» AIM
Show every line containing "lebih" by copying it.

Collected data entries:
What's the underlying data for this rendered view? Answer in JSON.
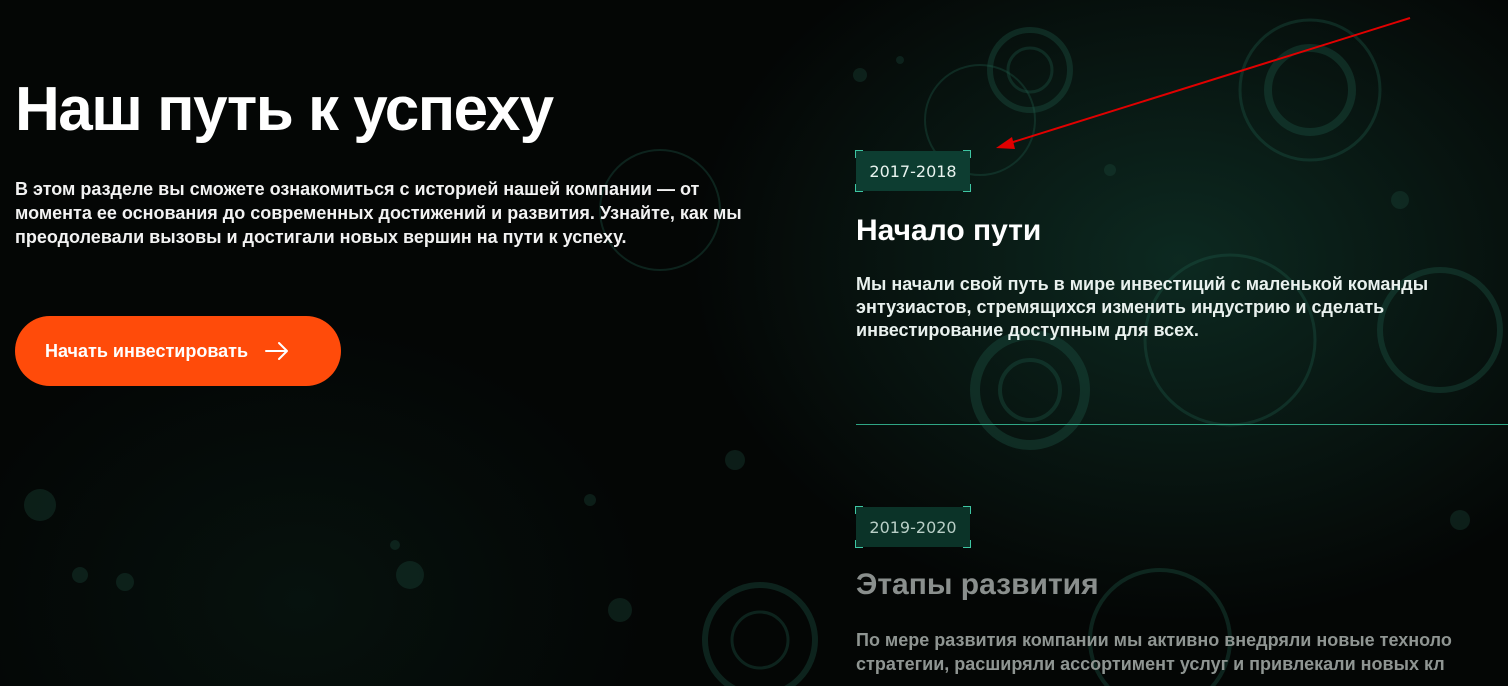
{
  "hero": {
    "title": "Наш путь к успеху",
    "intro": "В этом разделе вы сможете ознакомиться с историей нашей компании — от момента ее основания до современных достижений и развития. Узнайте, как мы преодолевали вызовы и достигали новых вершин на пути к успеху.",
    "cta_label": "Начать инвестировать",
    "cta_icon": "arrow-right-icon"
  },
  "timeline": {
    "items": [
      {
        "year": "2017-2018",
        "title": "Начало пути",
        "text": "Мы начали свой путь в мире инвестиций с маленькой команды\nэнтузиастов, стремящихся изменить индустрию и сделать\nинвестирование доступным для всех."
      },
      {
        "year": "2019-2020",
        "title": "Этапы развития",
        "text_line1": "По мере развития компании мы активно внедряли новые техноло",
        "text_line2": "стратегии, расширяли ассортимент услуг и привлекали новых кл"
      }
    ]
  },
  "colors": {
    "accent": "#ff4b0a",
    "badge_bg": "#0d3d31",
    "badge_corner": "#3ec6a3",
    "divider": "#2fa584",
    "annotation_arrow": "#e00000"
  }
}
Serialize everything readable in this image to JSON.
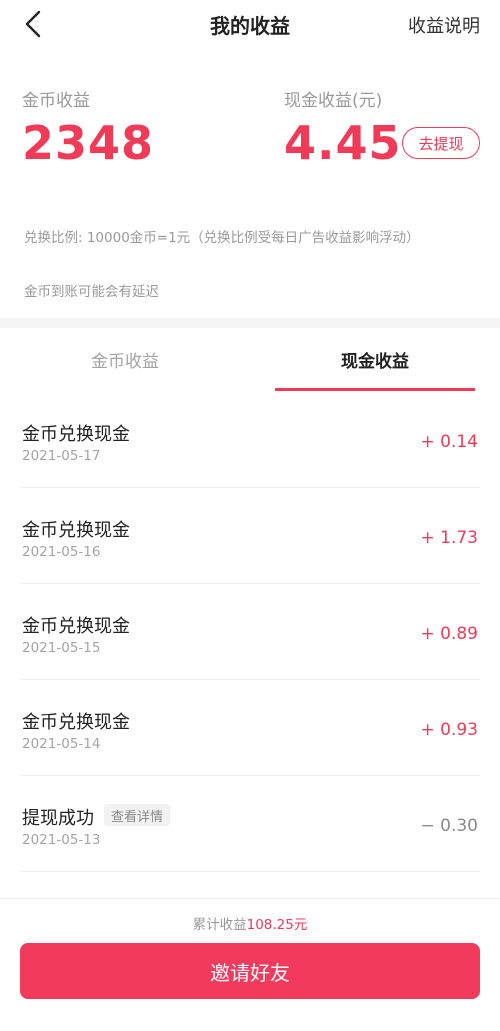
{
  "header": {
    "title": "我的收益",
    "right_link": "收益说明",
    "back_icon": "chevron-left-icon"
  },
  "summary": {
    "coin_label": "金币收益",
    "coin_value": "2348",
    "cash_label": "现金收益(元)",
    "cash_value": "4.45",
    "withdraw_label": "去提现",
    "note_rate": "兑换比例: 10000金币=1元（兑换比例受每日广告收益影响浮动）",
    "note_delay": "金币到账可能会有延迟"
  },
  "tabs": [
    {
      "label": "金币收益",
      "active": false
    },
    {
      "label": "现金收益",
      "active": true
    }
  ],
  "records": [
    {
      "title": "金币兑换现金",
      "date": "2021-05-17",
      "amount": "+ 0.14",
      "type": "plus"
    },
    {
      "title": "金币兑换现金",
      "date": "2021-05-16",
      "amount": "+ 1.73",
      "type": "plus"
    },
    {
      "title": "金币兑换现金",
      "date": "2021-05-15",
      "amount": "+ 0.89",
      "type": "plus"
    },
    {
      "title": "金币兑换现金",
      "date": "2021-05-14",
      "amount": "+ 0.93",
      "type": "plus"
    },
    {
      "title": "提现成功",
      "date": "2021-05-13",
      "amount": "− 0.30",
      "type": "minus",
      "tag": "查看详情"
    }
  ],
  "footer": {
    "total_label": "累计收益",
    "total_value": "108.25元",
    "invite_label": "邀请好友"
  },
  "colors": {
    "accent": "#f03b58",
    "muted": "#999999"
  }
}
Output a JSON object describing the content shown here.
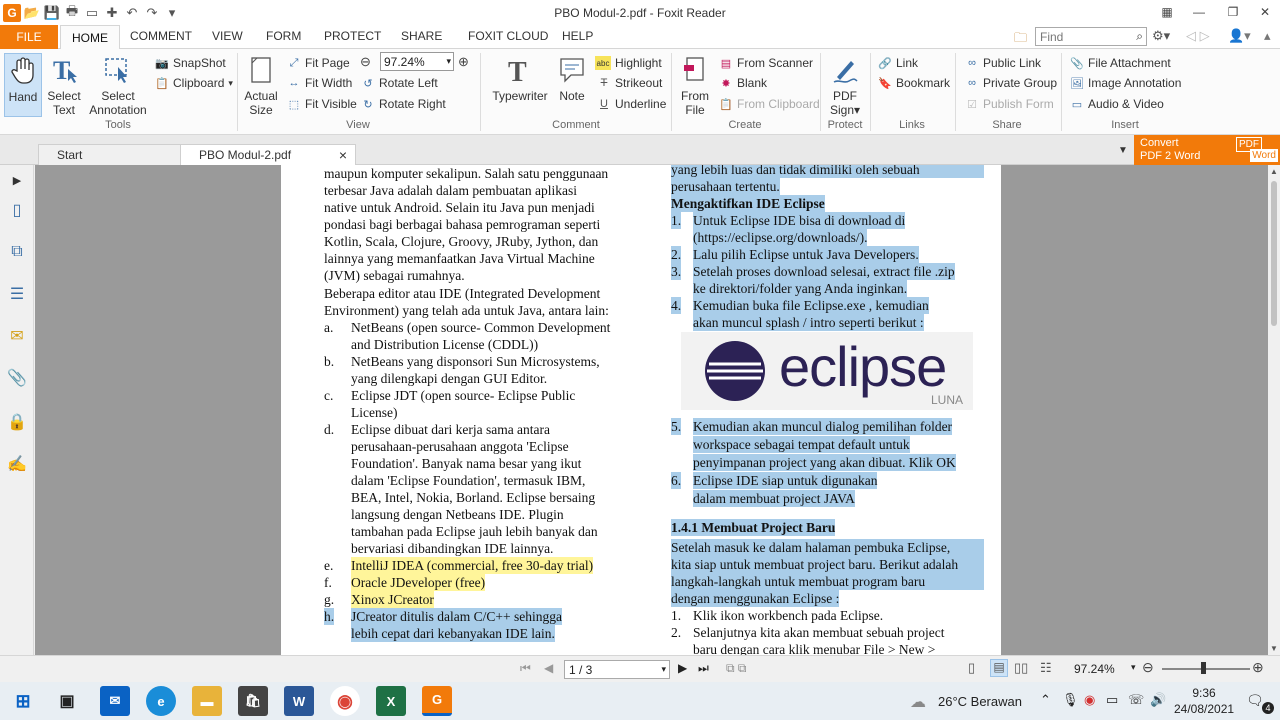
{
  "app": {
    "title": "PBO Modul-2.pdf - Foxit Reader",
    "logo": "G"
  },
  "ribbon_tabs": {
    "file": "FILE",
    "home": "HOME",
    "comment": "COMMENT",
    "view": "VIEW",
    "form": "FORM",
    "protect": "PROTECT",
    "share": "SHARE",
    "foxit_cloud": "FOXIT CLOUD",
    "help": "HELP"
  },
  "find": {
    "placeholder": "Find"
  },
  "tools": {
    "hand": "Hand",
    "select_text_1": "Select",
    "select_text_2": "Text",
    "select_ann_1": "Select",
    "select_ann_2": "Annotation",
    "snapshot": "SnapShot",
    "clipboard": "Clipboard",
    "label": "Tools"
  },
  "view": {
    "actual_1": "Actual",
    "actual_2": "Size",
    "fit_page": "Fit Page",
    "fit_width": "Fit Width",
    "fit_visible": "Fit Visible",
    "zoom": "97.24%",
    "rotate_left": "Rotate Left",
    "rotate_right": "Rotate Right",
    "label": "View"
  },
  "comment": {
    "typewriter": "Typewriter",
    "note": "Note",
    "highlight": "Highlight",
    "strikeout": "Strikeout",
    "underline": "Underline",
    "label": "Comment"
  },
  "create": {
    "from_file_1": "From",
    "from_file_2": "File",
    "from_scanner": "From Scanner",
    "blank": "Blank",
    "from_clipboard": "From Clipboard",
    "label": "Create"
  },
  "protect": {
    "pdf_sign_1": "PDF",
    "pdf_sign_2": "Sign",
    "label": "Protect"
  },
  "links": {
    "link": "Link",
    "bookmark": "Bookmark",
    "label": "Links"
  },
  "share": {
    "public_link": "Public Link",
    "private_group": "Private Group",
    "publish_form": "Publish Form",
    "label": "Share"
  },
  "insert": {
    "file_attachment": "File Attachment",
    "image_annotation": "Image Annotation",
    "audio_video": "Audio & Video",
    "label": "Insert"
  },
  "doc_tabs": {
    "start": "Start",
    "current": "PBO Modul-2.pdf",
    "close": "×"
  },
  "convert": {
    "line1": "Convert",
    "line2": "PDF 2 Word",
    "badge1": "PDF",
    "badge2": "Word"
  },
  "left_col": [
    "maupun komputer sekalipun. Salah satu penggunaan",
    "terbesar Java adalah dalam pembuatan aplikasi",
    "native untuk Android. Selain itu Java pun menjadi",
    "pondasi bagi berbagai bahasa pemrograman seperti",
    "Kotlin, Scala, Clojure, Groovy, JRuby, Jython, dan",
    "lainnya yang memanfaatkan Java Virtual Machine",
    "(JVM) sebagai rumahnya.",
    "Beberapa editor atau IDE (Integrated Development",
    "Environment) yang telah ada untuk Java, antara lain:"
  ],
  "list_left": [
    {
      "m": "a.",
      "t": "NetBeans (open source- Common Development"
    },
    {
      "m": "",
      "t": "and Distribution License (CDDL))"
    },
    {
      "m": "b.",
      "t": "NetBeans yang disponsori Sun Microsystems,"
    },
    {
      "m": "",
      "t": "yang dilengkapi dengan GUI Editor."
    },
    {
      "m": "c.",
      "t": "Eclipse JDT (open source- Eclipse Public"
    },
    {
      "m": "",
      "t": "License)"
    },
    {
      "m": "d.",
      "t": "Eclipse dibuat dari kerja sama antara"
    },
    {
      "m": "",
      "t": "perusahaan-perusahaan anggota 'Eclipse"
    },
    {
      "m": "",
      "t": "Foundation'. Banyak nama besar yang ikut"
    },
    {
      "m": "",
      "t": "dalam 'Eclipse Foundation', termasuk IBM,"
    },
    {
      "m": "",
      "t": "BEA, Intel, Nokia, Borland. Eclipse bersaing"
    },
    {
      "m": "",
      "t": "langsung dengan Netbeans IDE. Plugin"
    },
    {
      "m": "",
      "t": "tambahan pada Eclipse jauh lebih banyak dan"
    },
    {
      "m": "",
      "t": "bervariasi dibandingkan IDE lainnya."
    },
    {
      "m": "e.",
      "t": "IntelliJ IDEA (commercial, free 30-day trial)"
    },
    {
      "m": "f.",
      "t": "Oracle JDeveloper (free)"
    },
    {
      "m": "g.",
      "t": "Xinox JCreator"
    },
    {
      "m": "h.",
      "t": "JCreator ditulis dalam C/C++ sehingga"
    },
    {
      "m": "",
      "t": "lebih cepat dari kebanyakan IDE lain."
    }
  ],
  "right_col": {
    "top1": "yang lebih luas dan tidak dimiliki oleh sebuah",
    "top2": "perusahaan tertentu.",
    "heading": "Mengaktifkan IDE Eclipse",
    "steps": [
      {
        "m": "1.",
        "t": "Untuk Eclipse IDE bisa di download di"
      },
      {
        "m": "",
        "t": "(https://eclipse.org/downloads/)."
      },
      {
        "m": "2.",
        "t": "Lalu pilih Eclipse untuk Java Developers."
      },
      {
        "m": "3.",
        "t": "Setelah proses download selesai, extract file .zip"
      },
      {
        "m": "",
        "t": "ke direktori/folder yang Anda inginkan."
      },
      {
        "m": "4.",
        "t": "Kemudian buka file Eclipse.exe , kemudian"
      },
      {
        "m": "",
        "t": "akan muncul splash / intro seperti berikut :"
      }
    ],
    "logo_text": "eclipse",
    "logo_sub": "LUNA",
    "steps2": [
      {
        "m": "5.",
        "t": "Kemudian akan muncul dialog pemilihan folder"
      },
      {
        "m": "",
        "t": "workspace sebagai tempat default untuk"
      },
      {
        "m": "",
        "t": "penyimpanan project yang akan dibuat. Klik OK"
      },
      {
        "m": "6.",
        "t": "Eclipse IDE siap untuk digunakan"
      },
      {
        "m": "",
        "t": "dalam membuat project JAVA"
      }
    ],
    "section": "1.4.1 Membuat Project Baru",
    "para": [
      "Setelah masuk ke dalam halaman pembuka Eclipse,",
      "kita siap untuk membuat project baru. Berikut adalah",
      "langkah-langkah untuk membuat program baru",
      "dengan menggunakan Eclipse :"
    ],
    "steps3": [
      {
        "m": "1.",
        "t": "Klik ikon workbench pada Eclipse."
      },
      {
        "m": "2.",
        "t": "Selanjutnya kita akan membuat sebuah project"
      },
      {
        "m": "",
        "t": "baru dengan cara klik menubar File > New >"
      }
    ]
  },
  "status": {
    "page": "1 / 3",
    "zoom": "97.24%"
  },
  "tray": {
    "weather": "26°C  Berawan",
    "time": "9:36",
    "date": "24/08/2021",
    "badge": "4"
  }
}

» EXERCISE ANSWER
      "t": "tambahan pada Eclipse jauh lebih banyak dan"
      "t": "lebih cepat dari kebanyakan IDE lain."
    "top1": "yang lebih luas dan tidak dimiliki oleh sebuah",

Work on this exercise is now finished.